## begin Available data
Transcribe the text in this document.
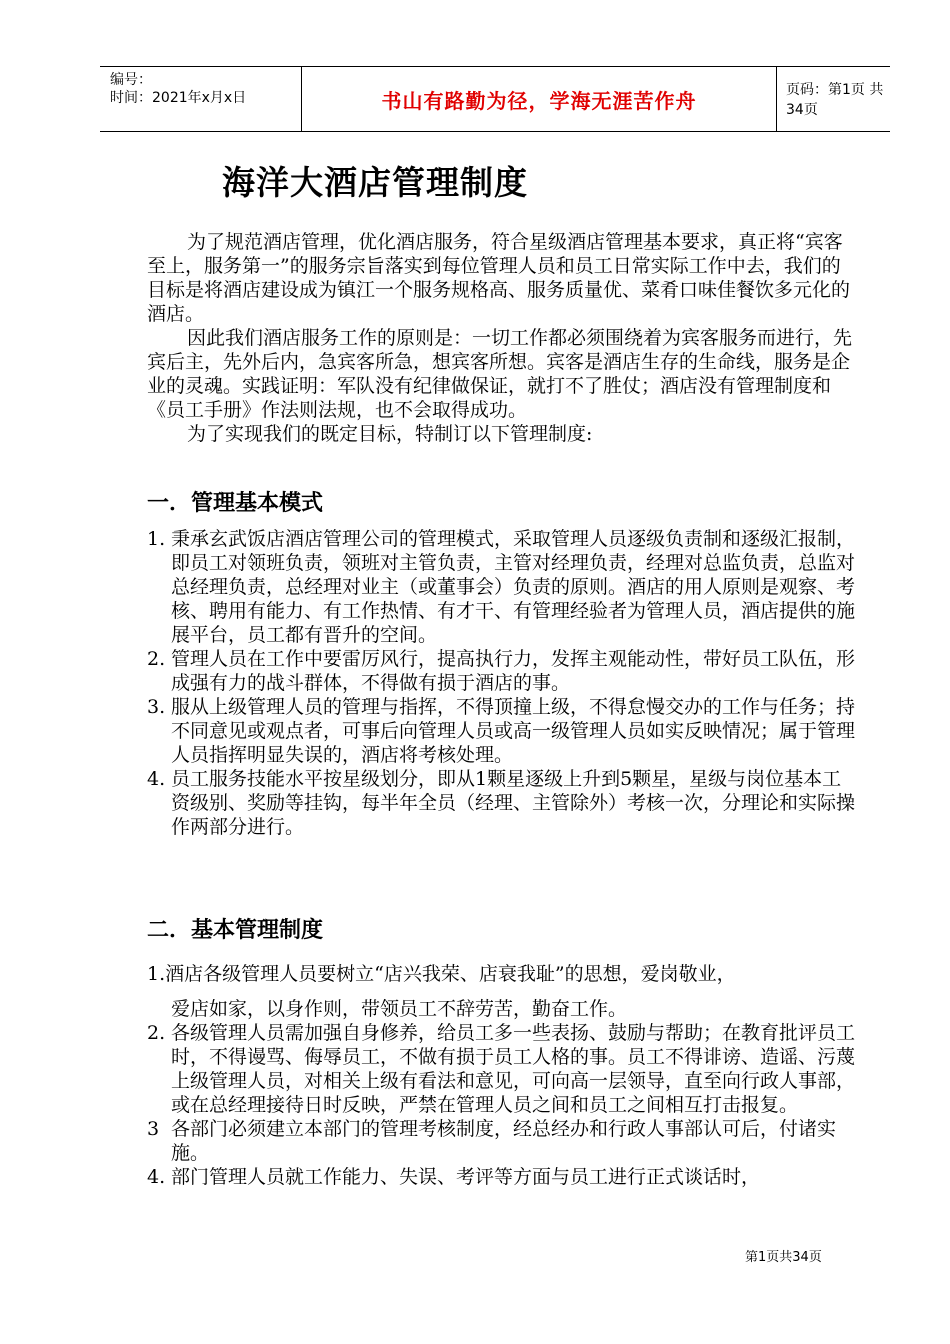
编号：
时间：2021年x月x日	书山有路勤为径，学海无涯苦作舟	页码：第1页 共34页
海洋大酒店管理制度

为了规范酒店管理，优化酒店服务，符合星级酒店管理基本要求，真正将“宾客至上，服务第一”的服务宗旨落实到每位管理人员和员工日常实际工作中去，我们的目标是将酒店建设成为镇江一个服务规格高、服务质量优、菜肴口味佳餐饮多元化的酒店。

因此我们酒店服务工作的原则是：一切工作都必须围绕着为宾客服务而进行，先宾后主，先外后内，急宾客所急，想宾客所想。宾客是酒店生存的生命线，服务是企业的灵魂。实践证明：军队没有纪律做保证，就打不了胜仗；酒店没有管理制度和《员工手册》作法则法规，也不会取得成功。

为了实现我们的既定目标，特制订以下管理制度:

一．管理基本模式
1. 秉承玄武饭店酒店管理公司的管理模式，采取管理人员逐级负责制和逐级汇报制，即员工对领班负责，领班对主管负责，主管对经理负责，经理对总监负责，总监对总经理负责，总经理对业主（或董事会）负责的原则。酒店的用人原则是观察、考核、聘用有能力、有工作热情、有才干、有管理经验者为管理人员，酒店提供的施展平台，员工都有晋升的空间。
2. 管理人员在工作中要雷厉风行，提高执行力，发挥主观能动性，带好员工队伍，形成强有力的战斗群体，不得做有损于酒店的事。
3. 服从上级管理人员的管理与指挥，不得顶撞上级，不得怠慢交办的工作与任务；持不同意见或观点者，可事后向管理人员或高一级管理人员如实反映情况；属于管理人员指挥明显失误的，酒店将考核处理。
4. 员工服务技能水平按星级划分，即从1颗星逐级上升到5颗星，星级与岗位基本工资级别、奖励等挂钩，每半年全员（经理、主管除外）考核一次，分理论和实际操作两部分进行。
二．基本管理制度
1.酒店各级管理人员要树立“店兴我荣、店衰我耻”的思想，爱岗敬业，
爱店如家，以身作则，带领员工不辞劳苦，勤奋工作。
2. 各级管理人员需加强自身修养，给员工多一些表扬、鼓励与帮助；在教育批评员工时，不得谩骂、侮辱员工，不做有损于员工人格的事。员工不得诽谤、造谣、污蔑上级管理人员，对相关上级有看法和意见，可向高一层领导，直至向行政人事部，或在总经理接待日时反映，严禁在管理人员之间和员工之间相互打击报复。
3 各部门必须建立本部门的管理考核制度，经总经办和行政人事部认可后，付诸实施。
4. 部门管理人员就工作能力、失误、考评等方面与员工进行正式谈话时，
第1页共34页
## end Available data
## Required work
Make an exact copy of every record, pictures excluded.

## Response to this exercise
Transcribe the text in this document.
编号：
时间：2021年x月x日	书山有路勤为径，学海无涯苦作舟	页码：第1页 共34页
海洋大酒店管理制度

为了规范酒店管理，优化酒店服务，符合星级酒店管理基本要求，真正将“宾客至上，服务第一”的服务宗旨落实到每位管理人员和员工日常实际工作中去，我们的目标是将酒店建设成为镇江一个服务规格高、服务质量优、菜肴口味佳餐饮多元化的酒店。

因此我们酒店服务工作的原则是：一切工作都必须围绕着为宾客服务而进行，先宾后主，先外后内，急宾客所急，想宾客所想。宾客是酒店生存的生命线，服务是企业的灵魂。实践证明：军队没有纪律做保证，就打不了胜仗；酒店没有管理制度和《员工手册》作法则法规，也不会取得成功。

为了实现我们的既定目标，特制订以下管理制度:

一．管理基本模式
1. 秉承玄武饭店酒店管理公司的管理模式，采取管理人员逐级负责制和逐级汇报制，即员工对领班负责，领班对主管负责，主管对经理负责，经理对总监负责，总监对总经理负责，总经理对业主（或董事会）负责的原则。酒店的用人原则是观察、考核、聘用有能力、有工作热情、有才干、有管理经验者为管理人员，酒店提供的施展平台，员工都有晋升的空间。
2. 管理人员在工作中要雷厉风行，提高执行力，发挥主观能动性，带好员工队伍，形成强有力的战斗群体，不得做有损于酒店的事。
3. 服从上级管理人员的管理与指挥，不得顶撞上级，不得怠慢交办的工作与任务；持不同意见或观点者，可事后向管理人员或高一级管理人员如实反映情况；属于管理人员指挥明显失误的，酒店将考核处理。
4. 员工服务技能水平按星级划分，即从1颗星逐级上升到5颗星，星级与岗位基本工资级别、奖励等挂钩，每半年全员（经理、主管除外）考核一次，分理论和实际操作两部分进行。
二．基本管理制度
1.酒店各级管理人员要树立“店兴我荣、店衰我耻”的思想，爱岗敬业，
爱店如家，以身作则，带领员工不辞劳苦，勤奋工作。
2. 各级管理人员需加强自身修养，给员工多一些表扬、鼓励与帮助；在教育批评员工时，不得谩骂、侮辱员工，不做有损于员工人格的事。员工不得诽谤、造谣、污蔑上级管理人员，对相关上级有看法和意见，可向高一层领导，直至向行政人事部，或在总经理接待日时反映，严禁在管理人员之间和员工之间相互打击报复。
3 各部门必须建立本部门的管理考核制度，经总经办和行政人事部认可后，付诸实施。
4. 部门管理人员就工作能力、失误、考评等方面与员工进行正式谈话时，
第1页共34页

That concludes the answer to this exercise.